■ **Task requirements**:
Render every row below as a numbered list, skipping any blank lines and leaving out the pictures.
-.-.-
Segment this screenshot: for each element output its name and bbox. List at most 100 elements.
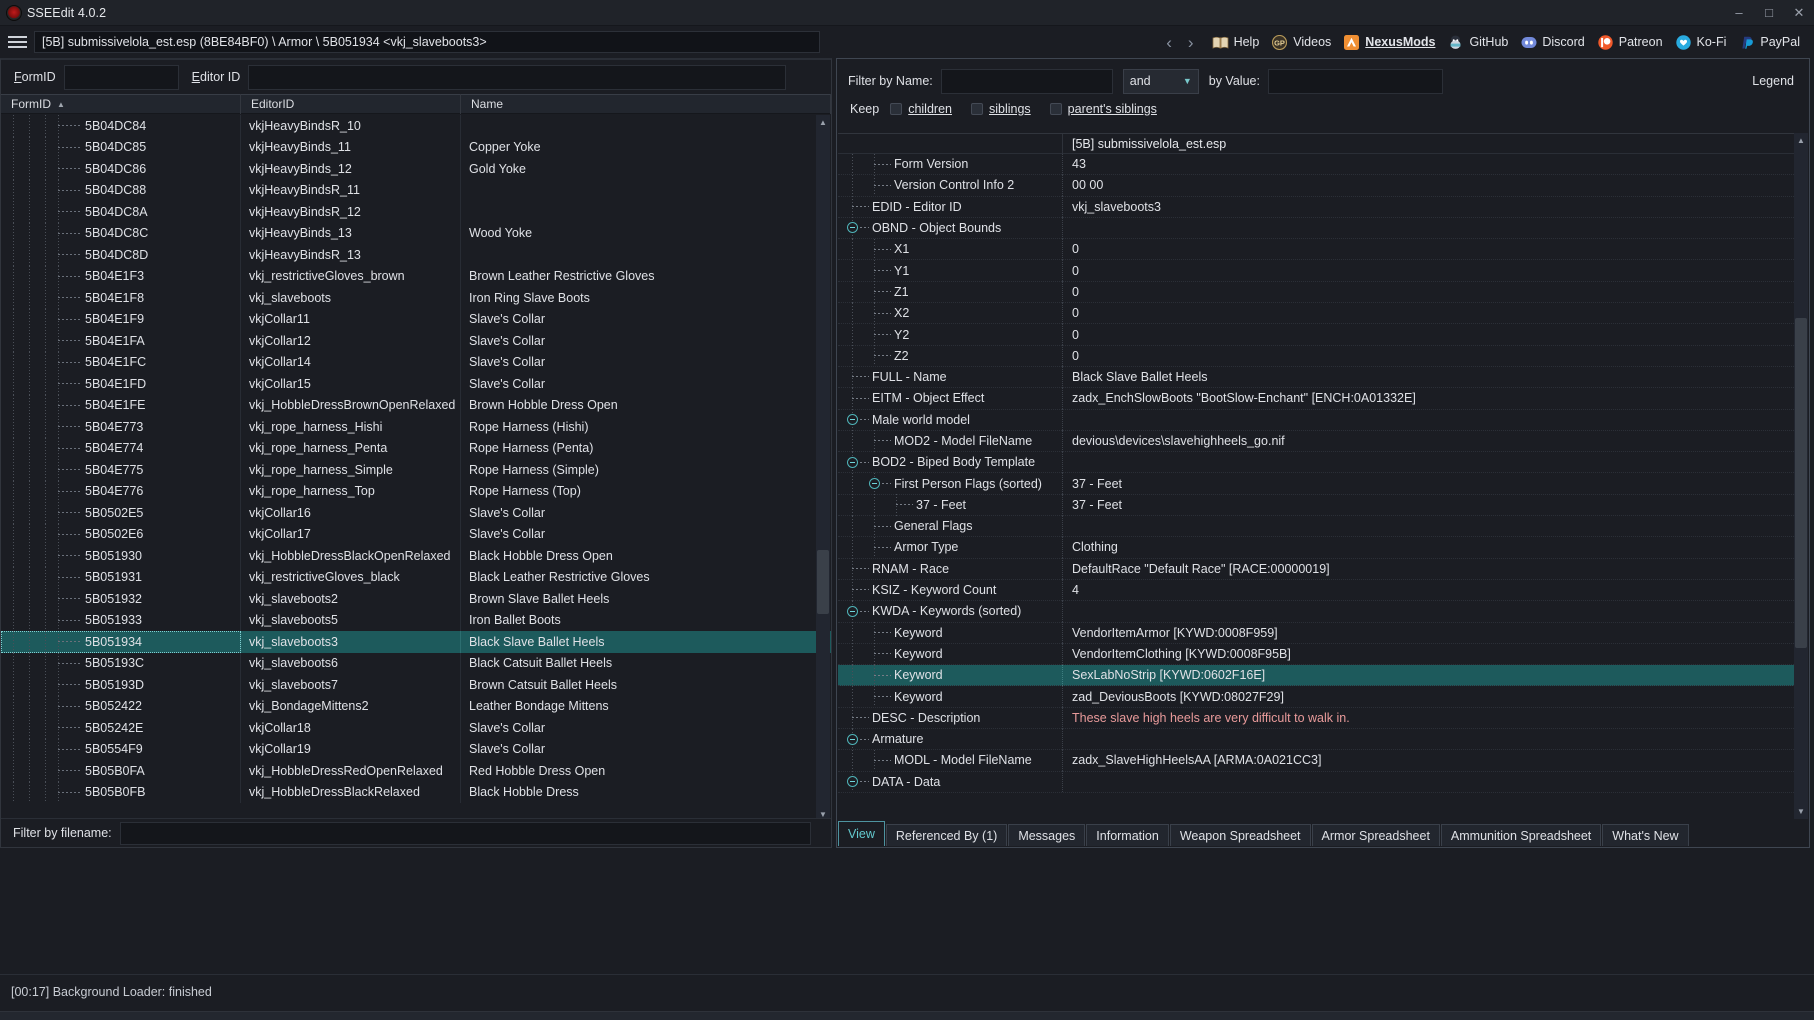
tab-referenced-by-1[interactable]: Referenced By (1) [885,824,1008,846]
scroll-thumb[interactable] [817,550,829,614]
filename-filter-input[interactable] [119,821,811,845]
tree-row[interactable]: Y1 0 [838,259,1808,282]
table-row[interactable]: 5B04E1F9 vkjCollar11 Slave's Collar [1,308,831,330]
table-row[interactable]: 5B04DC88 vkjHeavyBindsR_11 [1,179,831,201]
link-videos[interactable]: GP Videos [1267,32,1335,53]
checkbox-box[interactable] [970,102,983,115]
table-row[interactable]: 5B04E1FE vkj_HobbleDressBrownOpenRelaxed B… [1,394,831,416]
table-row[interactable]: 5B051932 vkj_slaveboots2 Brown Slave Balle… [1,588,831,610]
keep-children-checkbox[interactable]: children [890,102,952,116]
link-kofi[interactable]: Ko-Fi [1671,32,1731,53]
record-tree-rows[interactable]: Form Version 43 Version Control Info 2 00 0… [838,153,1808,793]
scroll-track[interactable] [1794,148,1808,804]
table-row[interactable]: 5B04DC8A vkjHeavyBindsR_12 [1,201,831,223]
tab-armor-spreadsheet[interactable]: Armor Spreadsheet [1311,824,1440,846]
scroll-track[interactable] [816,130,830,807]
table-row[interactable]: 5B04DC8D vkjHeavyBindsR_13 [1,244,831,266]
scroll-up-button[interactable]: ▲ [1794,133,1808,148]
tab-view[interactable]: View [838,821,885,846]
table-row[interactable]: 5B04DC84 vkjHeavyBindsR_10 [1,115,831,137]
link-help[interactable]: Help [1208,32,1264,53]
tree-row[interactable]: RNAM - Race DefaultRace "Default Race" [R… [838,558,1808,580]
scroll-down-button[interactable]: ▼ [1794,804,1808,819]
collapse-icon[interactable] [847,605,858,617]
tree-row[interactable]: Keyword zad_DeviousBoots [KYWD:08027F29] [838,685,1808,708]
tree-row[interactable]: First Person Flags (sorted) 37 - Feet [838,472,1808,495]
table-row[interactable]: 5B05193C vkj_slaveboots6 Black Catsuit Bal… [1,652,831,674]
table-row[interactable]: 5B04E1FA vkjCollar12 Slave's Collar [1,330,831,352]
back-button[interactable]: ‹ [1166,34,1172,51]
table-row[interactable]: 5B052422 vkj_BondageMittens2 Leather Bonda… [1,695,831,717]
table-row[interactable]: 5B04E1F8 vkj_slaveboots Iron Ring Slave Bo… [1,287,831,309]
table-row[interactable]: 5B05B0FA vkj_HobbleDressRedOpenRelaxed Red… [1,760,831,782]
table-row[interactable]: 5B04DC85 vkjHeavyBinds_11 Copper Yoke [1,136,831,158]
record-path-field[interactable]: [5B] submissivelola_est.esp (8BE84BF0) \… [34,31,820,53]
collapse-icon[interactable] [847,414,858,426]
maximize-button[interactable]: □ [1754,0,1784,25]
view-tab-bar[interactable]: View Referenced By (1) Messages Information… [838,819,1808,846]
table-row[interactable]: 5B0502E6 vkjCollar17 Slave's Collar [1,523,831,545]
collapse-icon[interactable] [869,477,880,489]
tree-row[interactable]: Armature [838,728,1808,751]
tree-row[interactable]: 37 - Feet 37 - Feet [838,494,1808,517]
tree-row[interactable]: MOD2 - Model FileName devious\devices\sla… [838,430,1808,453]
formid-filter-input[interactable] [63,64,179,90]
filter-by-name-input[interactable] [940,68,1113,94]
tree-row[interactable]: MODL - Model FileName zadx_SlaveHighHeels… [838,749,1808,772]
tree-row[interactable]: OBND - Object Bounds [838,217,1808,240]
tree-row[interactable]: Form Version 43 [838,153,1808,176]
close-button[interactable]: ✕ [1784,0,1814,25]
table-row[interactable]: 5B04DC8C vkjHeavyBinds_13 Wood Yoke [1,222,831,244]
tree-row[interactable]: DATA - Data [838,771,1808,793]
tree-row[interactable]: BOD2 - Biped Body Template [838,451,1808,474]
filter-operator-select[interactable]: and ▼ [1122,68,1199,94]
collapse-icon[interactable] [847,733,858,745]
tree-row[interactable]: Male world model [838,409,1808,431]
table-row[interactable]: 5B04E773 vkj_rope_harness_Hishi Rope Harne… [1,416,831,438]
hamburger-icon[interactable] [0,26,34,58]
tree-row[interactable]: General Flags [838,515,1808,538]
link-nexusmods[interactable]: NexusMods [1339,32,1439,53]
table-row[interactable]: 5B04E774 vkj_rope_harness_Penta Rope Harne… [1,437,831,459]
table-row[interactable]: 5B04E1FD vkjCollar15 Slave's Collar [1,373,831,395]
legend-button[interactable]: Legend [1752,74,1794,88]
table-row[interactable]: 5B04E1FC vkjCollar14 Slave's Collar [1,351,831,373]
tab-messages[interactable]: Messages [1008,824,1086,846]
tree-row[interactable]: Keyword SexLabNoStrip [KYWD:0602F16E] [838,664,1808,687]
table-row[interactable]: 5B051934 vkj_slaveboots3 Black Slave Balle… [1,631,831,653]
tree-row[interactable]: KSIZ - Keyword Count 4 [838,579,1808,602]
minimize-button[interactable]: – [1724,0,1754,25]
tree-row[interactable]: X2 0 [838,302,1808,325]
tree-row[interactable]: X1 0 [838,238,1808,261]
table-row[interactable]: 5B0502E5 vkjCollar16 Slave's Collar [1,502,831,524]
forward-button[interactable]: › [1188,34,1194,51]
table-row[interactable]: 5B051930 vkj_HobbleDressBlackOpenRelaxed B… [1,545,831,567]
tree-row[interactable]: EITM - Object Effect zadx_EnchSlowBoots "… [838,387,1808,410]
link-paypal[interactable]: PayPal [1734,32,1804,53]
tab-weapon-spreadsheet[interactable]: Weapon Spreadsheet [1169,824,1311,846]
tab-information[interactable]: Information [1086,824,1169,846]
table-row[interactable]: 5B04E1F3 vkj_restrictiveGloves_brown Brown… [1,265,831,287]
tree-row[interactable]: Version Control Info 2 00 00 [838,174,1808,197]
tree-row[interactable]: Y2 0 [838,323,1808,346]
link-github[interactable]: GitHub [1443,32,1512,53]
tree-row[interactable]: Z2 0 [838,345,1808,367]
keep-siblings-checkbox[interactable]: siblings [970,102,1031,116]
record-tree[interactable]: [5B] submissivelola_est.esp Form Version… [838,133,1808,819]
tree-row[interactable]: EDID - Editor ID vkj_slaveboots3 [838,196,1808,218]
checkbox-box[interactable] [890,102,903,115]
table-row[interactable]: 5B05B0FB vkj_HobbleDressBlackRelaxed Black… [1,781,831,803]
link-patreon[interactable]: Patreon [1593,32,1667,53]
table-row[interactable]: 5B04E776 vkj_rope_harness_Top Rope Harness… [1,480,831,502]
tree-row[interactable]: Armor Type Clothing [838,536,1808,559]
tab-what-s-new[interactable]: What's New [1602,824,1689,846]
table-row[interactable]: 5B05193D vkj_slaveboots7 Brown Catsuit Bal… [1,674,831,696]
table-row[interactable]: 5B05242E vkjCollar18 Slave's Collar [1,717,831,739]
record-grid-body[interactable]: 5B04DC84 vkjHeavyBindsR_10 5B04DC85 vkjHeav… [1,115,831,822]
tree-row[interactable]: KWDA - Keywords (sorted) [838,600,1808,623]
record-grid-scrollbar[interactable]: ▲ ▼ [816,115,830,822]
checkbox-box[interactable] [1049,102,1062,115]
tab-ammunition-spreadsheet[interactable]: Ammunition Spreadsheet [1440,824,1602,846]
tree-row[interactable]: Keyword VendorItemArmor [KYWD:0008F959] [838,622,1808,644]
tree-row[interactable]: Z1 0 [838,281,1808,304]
-.-.-
■ **Problem solution**:
1. Segment this screenshot: for each element output its name and bbox. List at most 100 elements.
2. tab-referenced-by-1[interactable]: Referenced By (1) [885,824,1008,846]
3. scroll-thumb[interactable] [817,550,829,614]
4. filename-filter-input[interactable] [119,821,811,845]
5. tree-row[interactable]: Y1 0 [838,259,1808,282]
6. table-row[interactable]: 5B04E1F9 vkjCollar11 Slave's Collar [1,308,831,330]
7. table-row[interactable]: 5B04DC88 vkjHeavyBindsR_11 [1,179,831,201]
8. link-videos[interactable]: GP Videos [1267,32,1335,53]
9. checkbox-box[interactable] [970,102,983,115]
10. table-row[interactable]: 5B04E1FE vkj_HobbleDressBrownOpenRelaxed B… [1,394,831,416]
11. table-row[interactable]: 5B051932 vkj_slaveboots2 Brown Slave Balle… [1,588,831,610]
12. keep-children-checkbox[interactable]: children [890,102,952,116]
13. link-kofi[interactable]: Ko-Fi [1671,32,1731,53]
14. record-tree-rows[interactable]: Form Version 43 Version Control Info 2 00 0… [838,153,1808,793]
15. scroll-track[interactable] [1794,148,1808,804]
16. table-row[interactable]: 5B04DC8A vkjHeavyBindsR_12 [1,201,831,223]
17. tab-armor-spreadsheet[interactable]: Armor Spreadsheet [1311,824,1440,846]
18. scroll-track[interactable] [816,130,830,807]
19. table-row[interactable]: 5B04DC8D vkjHeavyBindsR_13 [1,244,831,266]
20. scroll-up-button[interactable]: ▲ [1794,133,1808,148]
21. tab-view[interactable]: View [838,821,885,846]
22. table-row[interactable]: 5B04DC84 vkjHeavyBindsR_10 [1,115,831,137]
23. link-help[interactable]: Help [1208,32,1264,53]
24. tree-row[interactable]: RNAM - Race DefaultRace "Default Race" [R… [838,558,1808,580]
25. scroll-down-button[interactable]: ▼ [1794,804,1808,819]
26. collapse-icon[interactable] [847,605,858,617]
27. tree-row[interactable]: Keyword zad_DeviousBoots [KYWD:08027F29] [838,685,1808,708]
28. tree-row[interactable]: First Person Flags (sorted) 37 - Feet [838,472,1808,495]
29. table-row[interactable]: 5B05193C vkj_slaveboots6 Black Catsuit Bal… [1,652,831,674]
30. table-row[interactable]: 5B04E1FA vkjCollar12 Slave's Collar [1,330,831,352]
31. back-button[interactable]: ‹ [1166,34,1172,51]
32. table-row[interactable]: 5B052422 vkj_BondageMittens2 Leather Bonda… [1,695,831,717]
33. table-row[interactable]: 5B04E1F8 vkj_slaveboots Iron Ring Slave Bo… [1,287,831,309]
34. table-row[interactable]: 5B05B0FA vkj_HobbleDressRedOpenRelaxed Red… [1,760,831,782]
35. table-row[interactable]: 5B04DC85 vkjHeavyBinds_11 Copper Yoke [1,136,831,158]
36. record-path-field[interactable]: [5B] submissivelola_est.esp (8BE84BF0) \… [34,31,820,53]
37. collapse-icon[interactable] [847,414,858,426]
38. maximize-button[interactable]: □ [1754,0,1784,25]
39. view-tab-bar[interactable]: View Referenced By (1) Messages Information… [838,819,1808,846]
40. table-row[interactable]: 5B0502E6 vkjCollar17 Slave's Collar [1,523,831,545]
41. collapse-icon[interactable] [869,477,880,489]
42. tree-row[interactable]: Armature [838,728,1808,751]
43. tree-row[interactable]: 37 - Feet 37 - Feet [838,494,1808,517]
44. tree-row[interactable]: MOD2 - Model FileName devious\devices\sla… [838,430,1808,453]
45. formid-filter-input[interactable] [63,64,179,90]
46. filter-by-name-input[interactable] [940,68,1113,94]
47. tree-row[interactable]: MODL - Model FileName zadx_SlaveHighHeels… [838,749,1808,772]
48. tree-row[interactable]: OBND - Object Bounds [838,217,1808,240]
49. tree-row[interactable]: Form Version 43 [838,153,1808,176]
50. close-button[interactable]: ✕ [1784,0,1814,25]
51. table-row[interactable]: 5B04DC8C vkjHeavyBinds_13 Wood Yoke [1,222,831,244]
52. tree-row[interactable]: DATA - Data [838,771,1808,793]
53. tree-row[interactable]: BOD2 - Biped Body Template [838,451,1808,474]
54. filter-operator-select[interactable]: and ▼ [1122,68,1199,94]
55. collapse-icon[interactable] [847,733,858,745]
56. tree-row[interactable]: Male world model [838,409,1808,431]
57. table-row[interactable]: 5B04E773 vkj_rope_harness_Hishi Rope Harne… [1,416,831,438]
58. hamburger-icon[interactable] [0,26,34,58]
59. tree-row[interactable]: General Flags [838,515,1808,538]
60. link-nexusmods[interactable]: NexusMods [1339,32,1439,53]
61. table-row[interactable]: 5B04E774 vkj_rope_harness_Penta Rope Harne… [1,437,831,459]
62. table-row[interactable]: 5B04E1FD vkjCollar15 Slave's Collar [1,373,831,395]
63. legend-button[interactable]: Legend [1752,74,1794,88]
64. table-row[interactable]: 5B04E1FC vkjCollar14 Slave's Collar [1,351,831,373]
65. tab-messages[interactable]: Messages [1008,824,1086,846]
66. tree-row[interactable]: Keyword SexLabNoStrip [KYWD:0602F16E] [838,664,1808,687]
67. table-row[interactable]: 5B051934 vkj_slaveboots3 Black Slave Balle… [1,631,831,653]
68. tree-row[interactable]: KSIZ - Keyword Count 4 [838,579,1808,602]
69. minimize-button[interactable]: – [1724,0,1754,25]
70. tree-row[interactable]: X2 0 [838,302,1808,325]
71. tree-row[interactable]: X1 0 [838,238,1808,261]
72. table-row[interactable]: 5B0502E5 vkjCollar16 Slave's Collar [1,502,831,524]
73. forward-button[interactable]: › [1188,34,1194,51]
74. table-row[interactable]: 5B051930 vkj_HobbleDressBlackOpenRelaxed B… [1,545,831,567]
75. tree-row[interactable]: EITM - Object Effect zadx_EnchSlowBoots "… [838,387,1808,410]
76. link-paypal[interactable]: PayPal [1734,32,1804,53]
77. tab-weapon-spreadsheet[interactable]: Weapon Spreadsheet [1169,824,1311,846]
78. tab-information[interactable]: Information [1086,824,1169,846]
79. table-row[interactable]: 5B04E1F3 vkj_restrictiveGloves_brown Brown… [1,265,831,287]
80. tree-row[interactable]: Version Control Info 2 00 00 [838,174,1808,197]
81. tree-row[interactable]: Y2 0 [838,323,1808,346]
82. link-github[interactable]: GitHub [1443,32,1512,53]
83. tree-row[interactable]: Z2 0 [838,345,1808,367]
84. keep-siblings-checkbox[interactable]: siblings [970,102,1031,116]
85. record-tree[interactable]: [5B] submissivelola_est.esp Form Version… [838,133,1808,819]
86. tree-row[interactable]: EDID - Editor ID vkj_slaveboots3 [838,196,1808,218]
87. checkbox-box[interactable] [890,102,903,115]
88. table-row[interactable]: 5B05B0FB vkj_HobbleDressBlackRelaxed Black… [1,781,831,803]
89. link-patreon[interactable]: Patreon [1593,32,1667,53]
90. table-row[interactable]: 5B04E776 vkj_rope_harness_Top Rope Harness… [1,480,831,502]
91. tree-row[interactable]: Armor Type Clothing [838,536,1808,559]
92. tab-what-s-new[interactable]: What's New [1602,824,1689,846]
93. table-row[interactable]: 5B05193D vkj_slaveboots7 Brown Catsuit Bal… [1,674,831,696]
94. table-row[interactable]: 5B05242E vkjCollar18 Slave's Collar [1,717,831,739]
95. record-grid-body[interactable]: 5B04DC84 vkjHeavyBindsR_10 5B04DC85 vkjHeav… [1,115,831,822]
96. tree-row[interactable]: KWDA - Keywords (sorted) [838,600,1808,623]
97. record-grid-scrollbar[interactable]: ▲ ▼ [816,115,830,822]
98. checkbox-box[interactable] [1049,102,1062,115]
99. tab-ammunition-spreadsheet[interactable]: Ammunition Spreadsheet [1440,824,1602,846]
100. tree-row[interactable]: Keyword VendorItemArmor [KYWD:0008F959] [838,622,1808,644]
101. tree-row[interactable]: Z1 0 [838,281,1808,304]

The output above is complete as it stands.